## BEGIN

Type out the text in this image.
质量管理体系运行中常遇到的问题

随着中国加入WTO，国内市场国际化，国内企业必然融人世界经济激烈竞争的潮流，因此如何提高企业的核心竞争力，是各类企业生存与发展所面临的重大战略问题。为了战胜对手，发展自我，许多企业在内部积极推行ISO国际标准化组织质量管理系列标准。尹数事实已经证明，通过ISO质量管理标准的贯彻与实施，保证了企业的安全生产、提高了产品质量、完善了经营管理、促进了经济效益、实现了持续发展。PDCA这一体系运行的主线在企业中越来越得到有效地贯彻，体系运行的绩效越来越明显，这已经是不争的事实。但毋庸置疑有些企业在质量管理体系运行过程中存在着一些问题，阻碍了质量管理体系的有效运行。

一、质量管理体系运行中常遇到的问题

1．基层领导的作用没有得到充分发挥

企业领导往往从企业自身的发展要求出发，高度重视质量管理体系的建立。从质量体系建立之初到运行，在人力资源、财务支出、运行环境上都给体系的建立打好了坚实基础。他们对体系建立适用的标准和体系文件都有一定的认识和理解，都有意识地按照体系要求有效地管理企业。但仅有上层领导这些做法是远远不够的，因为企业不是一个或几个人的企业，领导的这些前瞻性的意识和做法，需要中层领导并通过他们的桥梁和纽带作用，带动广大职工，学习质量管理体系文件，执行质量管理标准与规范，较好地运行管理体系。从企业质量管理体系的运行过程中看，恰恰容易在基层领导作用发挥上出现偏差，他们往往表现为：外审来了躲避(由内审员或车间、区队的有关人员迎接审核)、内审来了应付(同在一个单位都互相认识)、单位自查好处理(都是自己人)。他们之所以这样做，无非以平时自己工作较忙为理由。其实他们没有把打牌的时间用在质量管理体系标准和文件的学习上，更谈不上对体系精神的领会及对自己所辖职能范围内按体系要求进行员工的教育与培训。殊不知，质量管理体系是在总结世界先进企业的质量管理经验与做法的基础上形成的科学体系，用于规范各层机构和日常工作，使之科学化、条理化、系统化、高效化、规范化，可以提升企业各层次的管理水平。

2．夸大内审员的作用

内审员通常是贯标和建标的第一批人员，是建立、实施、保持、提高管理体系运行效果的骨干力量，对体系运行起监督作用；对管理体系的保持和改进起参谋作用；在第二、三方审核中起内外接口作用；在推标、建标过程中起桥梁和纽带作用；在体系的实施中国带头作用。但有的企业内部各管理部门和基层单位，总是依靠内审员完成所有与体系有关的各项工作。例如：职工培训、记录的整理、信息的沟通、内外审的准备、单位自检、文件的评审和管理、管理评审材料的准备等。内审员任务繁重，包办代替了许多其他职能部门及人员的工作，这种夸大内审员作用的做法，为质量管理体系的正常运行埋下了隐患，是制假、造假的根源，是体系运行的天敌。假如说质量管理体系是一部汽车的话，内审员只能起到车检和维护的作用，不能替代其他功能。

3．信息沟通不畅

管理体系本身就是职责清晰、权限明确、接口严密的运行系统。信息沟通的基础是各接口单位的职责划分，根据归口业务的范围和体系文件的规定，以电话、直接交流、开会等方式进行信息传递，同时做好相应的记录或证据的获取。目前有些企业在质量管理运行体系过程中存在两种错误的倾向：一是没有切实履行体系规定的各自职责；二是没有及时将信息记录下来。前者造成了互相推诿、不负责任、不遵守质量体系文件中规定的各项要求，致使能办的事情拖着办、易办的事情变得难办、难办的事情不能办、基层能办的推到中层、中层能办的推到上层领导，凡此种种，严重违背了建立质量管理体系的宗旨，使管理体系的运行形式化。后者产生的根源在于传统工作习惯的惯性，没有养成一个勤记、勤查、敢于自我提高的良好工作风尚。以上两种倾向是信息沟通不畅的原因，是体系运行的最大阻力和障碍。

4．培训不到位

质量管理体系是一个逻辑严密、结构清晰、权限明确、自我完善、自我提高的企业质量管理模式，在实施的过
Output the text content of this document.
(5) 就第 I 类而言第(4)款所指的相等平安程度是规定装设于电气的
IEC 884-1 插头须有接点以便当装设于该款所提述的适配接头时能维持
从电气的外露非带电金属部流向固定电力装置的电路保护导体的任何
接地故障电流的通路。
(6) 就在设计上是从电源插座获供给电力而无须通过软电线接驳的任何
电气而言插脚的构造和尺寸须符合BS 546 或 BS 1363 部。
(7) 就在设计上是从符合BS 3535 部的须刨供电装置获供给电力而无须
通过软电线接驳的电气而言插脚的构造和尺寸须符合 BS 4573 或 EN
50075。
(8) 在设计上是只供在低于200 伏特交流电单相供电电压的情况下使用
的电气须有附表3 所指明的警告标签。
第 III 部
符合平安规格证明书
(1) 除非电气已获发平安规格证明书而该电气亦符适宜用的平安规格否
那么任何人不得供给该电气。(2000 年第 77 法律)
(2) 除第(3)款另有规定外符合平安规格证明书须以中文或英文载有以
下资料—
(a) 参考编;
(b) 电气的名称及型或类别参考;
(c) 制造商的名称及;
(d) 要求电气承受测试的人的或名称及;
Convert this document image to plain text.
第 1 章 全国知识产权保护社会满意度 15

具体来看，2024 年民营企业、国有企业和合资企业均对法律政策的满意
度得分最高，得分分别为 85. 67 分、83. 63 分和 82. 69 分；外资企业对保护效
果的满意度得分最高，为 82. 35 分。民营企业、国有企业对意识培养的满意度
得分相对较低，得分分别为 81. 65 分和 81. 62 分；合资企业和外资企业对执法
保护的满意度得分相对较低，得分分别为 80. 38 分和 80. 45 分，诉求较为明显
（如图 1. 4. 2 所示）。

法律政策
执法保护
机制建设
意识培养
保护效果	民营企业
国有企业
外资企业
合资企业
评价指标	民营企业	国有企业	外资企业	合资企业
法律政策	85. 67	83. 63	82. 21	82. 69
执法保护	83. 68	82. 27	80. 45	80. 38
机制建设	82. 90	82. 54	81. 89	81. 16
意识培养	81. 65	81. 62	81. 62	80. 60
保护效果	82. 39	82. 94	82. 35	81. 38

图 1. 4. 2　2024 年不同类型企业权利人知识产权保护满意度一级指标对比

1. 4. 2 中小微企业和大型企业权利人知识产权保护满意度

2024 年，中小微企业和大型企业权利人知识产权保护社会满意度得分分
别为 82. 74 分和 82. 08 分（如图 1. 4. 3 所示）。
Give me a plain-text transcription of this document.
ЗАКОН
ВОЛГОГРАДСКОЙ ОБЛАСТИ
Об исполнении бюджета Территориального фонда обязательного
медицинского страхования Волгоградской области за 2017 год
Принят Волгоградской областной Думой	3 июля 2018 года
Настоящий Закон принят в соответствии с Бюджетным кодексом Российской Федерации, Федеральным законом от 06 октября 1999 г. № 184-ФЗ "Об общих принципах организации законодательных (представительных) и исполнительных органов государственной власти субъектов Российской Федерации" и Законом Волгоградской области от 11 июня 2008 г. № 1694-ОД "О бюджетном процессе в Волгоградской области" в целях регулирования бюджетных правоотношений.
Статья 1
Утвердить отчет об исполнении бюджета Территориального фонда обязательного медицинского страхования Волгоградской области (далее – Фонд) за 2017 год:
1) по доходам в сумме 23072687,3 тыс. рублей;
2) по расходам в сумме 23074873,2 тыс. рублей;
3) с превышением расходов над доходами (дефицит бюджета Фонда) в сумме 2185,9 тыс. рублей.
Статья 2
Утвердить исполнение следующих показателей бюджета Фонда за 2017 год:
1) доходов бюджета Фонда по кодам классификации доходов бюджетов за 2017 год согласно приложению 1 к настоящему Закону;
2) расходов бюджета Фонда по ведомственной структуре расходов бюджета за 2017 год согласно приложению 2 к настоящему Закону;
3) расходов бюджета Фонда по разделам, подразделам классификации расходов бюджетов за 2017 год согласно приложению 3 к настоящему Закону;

## END

EXERCISE BRIEF: Copy all the lines, exactly.

WORKED ANSWER:
Type out the text in this image.
质量管理体系运行中常遇到的问题

随着中国加入WTO，国内市场国际化，国内企业必然融人世界经济激烈竞争的潮流，因此如何提高企业的核心竞争力，是各类企业生存与发展所面临的重大战略问题。为了战胜对手，发展自我，许多企业在内部积极推行ISO国际标准化组织质量管理系列标准。尹数事实已经证明，通过ISO质量管理标准的贯彻与实施，保证了企业的安全生产、提高了产品质量、完善了经营管理、促进了经济效益、实现了持续发展。PDCA这一体系运行的主线在企业中越来越得到有效地贯彻，体系运行的绩效越来越明显，这已经是不争的事实。但毋庸置疑有些企业在质量管理体系运行过程中存在着一些问题，阻碍了质量管理体系的有效运行。

一、质量管理体系运行中常遇到的问题

1．基层领导的作用没有得到充分发挥

企业领导往往从企业自身的发展要求出发，高度重视质量管理体系的建立。从质量体系建立之初到运行，在人力资源、财务支出、运行环境上都给体系的建立打好了坚实基础。他们对体系建立适用的标准和体系文件都有一定的认识和理解，都有意识地按照体系要求有效地管理企业。但仅有上层领导这些做法是远远不够的，因为企业不是一个或几个人的企业，领导的这些前瞻性的意识和做法，需要中层领导并通过他们的桥梁和纽带作用，带动广大职工，学习质量管理体系文件，执行质量管理标准与规范，较好地运行管理体系。从企业质量管理体系的运行过程中看，恰恰容易在基层领导作用发挥上出现偏差，他们往往表现为：外审来了躲避(由内审员或车间、区队的有关人员迎接审核)、内审来了应付(同在一个单位都互相认识)、单位自查好处理(都是自己人)。他们之所以这样做，无非以平时自己工作较忙为理由。其实他们没有把打牌的时间用在质量管理体系标准和文件的学习上，更谈不上对体系精神的领会及对自己所辖职能范围内按体系要求进行员工的教育与培训。殊不知，质量管理体系是在总结世界先进企业的质量管理经验与做法的基础上形成的科学体系，用于规范各层机构和日常工作，使之科学化、条理化、系统化、高效化、规范化，可以提升企业各层次的管理水平。

2．夸大内审员的作用

内审员通常是贯标和建标的第一批人员，是建立、实施、保持、提高管理体系运行效果的骨干力量，对体系运行起监督作用；对管理体系的保持和改进起参谋作用；在第二、三方审核中起内外接口作用；在推标、建标过程中起桥梁和纽带作用；在体系的实施中国带头作用。但有的企业内部各管理部门和基层单位，总是依靠内审员完成所有与体系有关的各项工作。例如：职工培训、记录的整理、信息的沟通、内外审的准备、单位自检、文件的评审和管理、管理评审材料的准备等。内审员任务繁重，包办代替了许多其他职能部门及人员的工作，这种夸大内审员作用的做法，为质量管理体系的正常运行埋下了隐患，是制假、造假的根源，是体系运行的天敌。假如说质量管理体系是一部汽车的话，内审员只能起到车检和维护的作用，不能替代其他功能。

3．信息沟通不畅

管理体系本身就是职责清晰、权限明确、接口严密的运行系统。信息沟通的基础是各接口单位的职责划分，根据归口业务的范围和体系文件的规定，以电话、直接交流、开会等方式进行信息传递，同时做好相应的记录或证据的获取。目前有些企业在质量管理运行体系过程中存在两种错误的倾向：一是没有切实履行体系规定的各自职责；二是没有及时将信息记录下来。前者造成了互相推诿、不负责任、不遵守质量体系文件中规定的各项要求，致使能办的事情拖着办、易办的事情变得难办、难办的事情不能办、基层能办的推到中层、中层能办的推到上层领导，凡此种种，严重违背了建立质量管理体系的宗旨，使管理体系的运行形式化。后者产生的根源在于传统工作习惯的惯性，没有养成一个勤记、勤查、敢于自我提高的良好工作风尚。以上两种倾向是信息沟通不畅的原因，是体系运行的最大阻力和障碍。

4．培训不到位

质量管理体系是一个逻辑严密、结构清晰、权限明确、自我完善、自我提高的企业质量管理模式，在实施的过
Output the text content of this document.
(5) 就第 I 类而言第(4)款所指的相等平安程度是规定装设于电气的
IEC 884-1 插头须有接点以便当装设于该款所提述的适配接头时能维持
从电气的外露非带电金属部流向固定电力装置的电路保护导体的任何
接地故障电流的通路。
(6) 就在设计上是从电源插座获供给电力而无须通过软电线接驳的任何
电气而言插脚的构造和尺寸须符合BS 546 或 BS 1363 部。
(7) 就在设计上是从符合BS 3535 部的须刨供电装置获供给电力而无须
通过软电线接驳的电气而言插脚的构造和尺寸须符合 BS 4573 或 EN
50075。
(8) 在设计上是只供在低于200 伏特交流电单相供电电压的情况下使用
的电气须有附表3 所指明的警告标签。
第 III 部
符合平安规格证明书
(1) 除非电气已获发平安规格证明书而该电气亦符适宜用的平安规格否
那么任何人不得供给该电气。(2000 年第 77 法律)
(2) 除第(3)款另有规定外符合平安规格证明书须以中文或英文载有以
下资料—
(a) 参考编;
(b) 电气的名称及型或类别参考;
(c) 制造商的名称及;
(d) 要求电气承受测试的人的或名称及;
Convert this document image to plain text.
第 1 章 全国知识产权保护社会满意度 15

具体来看，2024 年民营企业、国有企业和合资企业均对法律政策的满意
度得分最高，得分分别为 85. 67 分、83. 63 分和 82. 69 分；外资企业对保护效
果的满意度得分最高，为 82. 35 分。民营企业、国有企业对意识培养的满意度
得分相对较低，得分分别为 81. 65 分和 81. 62 分；合资企业和外资企业对执法
保护的满意度得分相对较低，得分分别为 80. 38 分和 80. 45 分，诉求较为明显
（如图 1. 4. 2 所示）。

法律政策
执法保护
机制建设
意识培养
保护效果	民营企业
国有企业
外资企业
合资企业
评价指标	民营企业	国有企业	外资企业	合资企业
法律政策	85. 67	83. 63	82. 21	82. 69
执法保护	83. 68	82. 27	80. 45	80. 38
机制建设	82. 90	82. 54	81. 89	81. 16
意识培养	81. 65	81. 62	81. 62	80. 60
保护效果	82. 39	82. 94	82. 35	81. 38

图 1. 4. 2　2024 年不同类型企业权利人知识产权保护满意度一级指标对比

1. 4. 2 中小微企业和大型企业权利人知识产权保护满意度

2024 年，中小微企业和大型企业权利人知识产权保护社会满意度得分分
别为 82. 74 分和 82. 08 分（如图 1. 4. 3 所示）。
Give me a plain-text transcription of this document.
ЗАКОН
ВОЛГОГРАДСКОЙ ОБЛАСТИ
Об исполнении бюджета Территориального фонда обязательного
медицинского страхования Волгоградской области за 2017 год
Принят Волгоградской областной Думой	3 июля 2018 года
Настоящий Закон принят в соответствии с Бюджетным кодексом Российской Федерации, Федеральным законом от 06 октября 1999 г. № 184-ФЗ "Об общих принципах организации законодательных (представительных) и исполнительных органов государственной власти субъектов Российской Федерации" и Законом Волгоградской области от 11 июня 2008 г. № 1694-ОД "О бюджетном процессе в Волгоградской области" в целях регулирования бюджетных правоотношений.
Статья 1
Утвердить отчет об исполнении бюджета Территориального фонда обязательного медицинского страхования Волгоградской области (далее – Фонд) за 2017 год:
1) по доходам в сумме 23072687,3 тыс. рублей;
2) по расходам в сумме 23074873,2 тыс. рублей;
3) с превышением расходов над доходами (дефицит бюджета Фонда) в сумме 2185,9 тыс. рублей.
Статья 2
Утвердить исполнение следующих показателей бюджета Фонда за 2017 год:
1) доходов бюджета Фонда по кодам классификации доходов бюджетов за 2017 год согласно приложению 1 к настоящему Закону;
2) расходов бюджета Фонда по ведомственной структуре расходов бюджета за 2017 год согласно приложению 2 к настоящему Закону;
3) расходов бюджета Фонда по разделам, подразделам классификации расходов бюджетов за 2017 год согласно приложению 3 к настоящему Закону;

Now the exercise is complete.